WHAT IS BEING ASKED:
Every entry below should be transcribed exactly; pictures stay out of the copy.

ENTRIES SUPPLIED:
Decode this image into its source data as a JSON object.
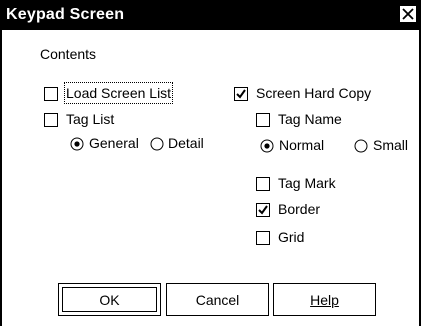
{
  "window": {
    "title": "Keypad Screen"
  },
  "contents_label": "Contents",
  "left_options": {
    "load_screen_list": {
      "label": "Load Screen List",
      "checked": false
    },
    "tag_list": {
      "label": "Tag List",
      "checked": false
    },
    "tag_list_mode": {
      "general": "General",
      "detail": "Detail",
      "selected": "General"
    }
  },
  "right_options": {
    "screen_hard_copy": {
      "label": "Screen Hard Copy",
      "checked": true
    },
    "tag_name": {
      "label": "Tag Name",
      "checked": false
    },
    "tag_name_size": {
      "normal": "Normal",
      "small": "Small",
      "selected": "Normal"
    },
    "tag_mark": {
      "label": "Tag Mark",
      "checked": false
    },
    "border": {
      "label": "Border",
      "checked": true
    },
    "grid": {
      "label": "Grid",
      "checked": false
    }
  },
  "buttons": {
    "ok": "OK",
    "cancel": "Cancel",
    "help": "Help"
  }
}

EXERCISE SOLUTION:
Decode this image into its source data as a JSON object.
{
  "window": {
    "title": "Keypad Screen"
  },
  "contents_label": "Contents",
  "left_options": {
    "load_screen_list": {
      "label": "Load Screen List",
      "checked": false
    },
    "tag_list": {
      "label": "Tag List",
      "checked": false
    },
    "tag_list_mode": {
      "general": "General",
      "detail": "Detail",
      "selected": "General"
    }
  },
  "right_options": {
    "screen_hard_copy": {
      "label": "Screen Hard Copy",
      "checked": true
    },
    "tag_name": {
      "label": "Tag Name",
      "checked": false
    },
    "tag_name_size": {
      "normal": "Normal",
      "small": "Small",
      "selected": "Normal"
    },
    "tag_mark": {
      "label": "Tag Mark",
      "checked": false
    },
    "border": {
      "label": "Border",
      "checked": true
    },
    "grid": {
      "label": "Grid",
      "checked": false
    }
  },
  "buttons": {
    "ok": "OK",
    "cancel": "Cancel",
    "help": "Help"
  }
}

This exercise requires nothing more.